__Task goal__
Return every line of the material exactly.

__Given records__
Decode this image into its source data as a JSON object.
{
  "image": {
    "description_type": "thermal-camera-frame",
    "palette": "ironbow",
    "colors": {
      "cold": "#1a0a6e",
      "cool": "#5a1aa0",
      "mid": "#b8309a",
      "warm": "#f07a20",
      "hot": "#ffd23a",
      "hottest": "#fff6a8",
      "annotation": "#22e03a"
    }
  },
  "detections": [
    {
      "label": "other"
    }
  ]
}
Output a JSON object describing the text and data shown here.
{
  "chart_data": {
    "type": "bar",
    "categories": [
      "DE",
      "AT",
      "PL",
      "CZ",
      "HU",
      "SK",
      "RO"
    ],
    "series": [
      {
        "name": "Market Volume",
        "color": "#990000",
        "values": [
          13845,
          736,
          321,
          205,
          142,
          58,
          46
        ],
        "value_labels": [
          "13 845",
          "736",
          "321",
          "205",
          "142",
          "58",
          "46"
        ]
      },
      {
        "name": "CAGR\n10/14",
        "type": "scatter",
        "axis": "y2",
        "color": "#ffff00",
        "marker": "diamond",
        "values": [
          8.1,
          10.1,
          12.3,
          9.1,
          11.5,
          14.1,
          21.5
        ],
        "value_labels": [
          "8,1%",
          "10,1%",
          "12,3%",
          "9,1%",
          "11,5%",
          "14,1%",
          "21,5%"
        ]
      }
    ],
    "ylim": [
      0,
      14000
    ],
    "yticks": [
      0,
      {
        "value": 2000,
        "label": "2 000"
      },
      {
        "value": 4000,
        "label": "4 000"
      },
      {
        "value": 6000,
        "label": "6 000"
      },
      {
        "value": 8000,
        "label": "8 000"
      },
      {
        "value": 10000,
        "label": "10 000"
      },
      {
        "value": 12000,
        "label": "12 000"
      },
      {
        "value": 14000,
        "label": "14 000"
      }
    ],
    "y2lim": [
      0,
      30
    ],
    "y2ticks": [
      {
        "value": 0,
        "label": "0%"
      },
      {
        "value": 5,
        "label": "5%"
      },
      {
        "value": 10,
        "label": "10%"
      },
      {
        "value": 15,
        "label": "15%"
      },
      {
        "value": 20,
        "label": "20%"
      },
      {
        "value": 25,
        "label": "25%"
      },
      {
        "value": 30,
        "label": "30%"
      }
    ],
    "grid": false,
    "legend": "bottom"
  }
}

__Exercise output__
Decode this image into its source data as a JSON object.
{
  "image": {
    "description_type": "thermal-camera-frame",
    "palette": "ironbow",
    "colors": {
      "cold": "#1a0a6e",
      "cool": "#5a1aa0",
      "mid": "#b8309a",
      "warm": "#f07a20",
      "hot": "#ffd23a",
      "hottest": "#fff6a8",
      "annotation": "#22e03a"
    }
  },
  "detections": [
    {
      "label": "other"
    }
  ]
}
Output a JSON object describing the text and data shown here.
{
  "chart_data": {
    "type": "bar",
    "categories": [
      "DE",
      "AT",
      "PL",
      "CZ",
      "HU",
      "SK",
      "RO"
    ],
    "series": [
      {
        "name": "Market Volume",
        "color": "#990000",
        "values": [
          13845,
          736,
          321,
          205,
          142,
          58,
          46
        ],
        "value_labels": [
          "13 845",
          "736",
          "321",
          "205",
          "142",
          "58",
          "46"
        ]
      },
      {
        "name": "CAGR\n10/14",
        "type": "scatter",
        "axis": "y2",
        "color": "#ffff00",
        "marker": "diamond",
        "values": [
          8.1,
          10.1,
          12.3,
          9.1,
          11.5,
          14.1,
          21.5
        ],
        "value_labels": [
          "8,1%",
          "10,1%",
          "12,3%",
          "9,1%",
          "11,5%",
          "14,1%",
          "21,5%"
        ]
      }
    ],
    "ylim": [
      0,
      14000
    ],
    "yticks": [
      0,
      {
        "value": 2000,
        "label": "2 000"
      },
      {
        "value": 4000,
        "label": "4 000"
      },
      {
        "value": 6000,
        "label": "6 000"
      },
      {
        "value": 8000,
        "label": "8 000"
      },
      {
        "value": 10000,
        "label": "10 000"
      },
      {
        "value": 12000,
        "label": "12 000"
      },
      {
        "value": 14000,
        "label": "14 000"
      }
    ],
    "y2lim": [
      0,
      30
    ],
    "y2ticks": [
      {
        "value": 0,
        "label": "0%"
      },
      {
        "value": 5,
        "label": "5%"
      },
      {
        "value": 10,
        "label": "10%"
      },
      {
        "value": 15,
        "label": "15%"
      },
      {
        "value": 20,
        "label": "20%"
      },
      {
        "value": 25,
        "label": "25%"
      },
      {
        "value": 30,
        "label": "30%"
      }
    ],
    "grid": false,
    "legend": "bottom"
  }
}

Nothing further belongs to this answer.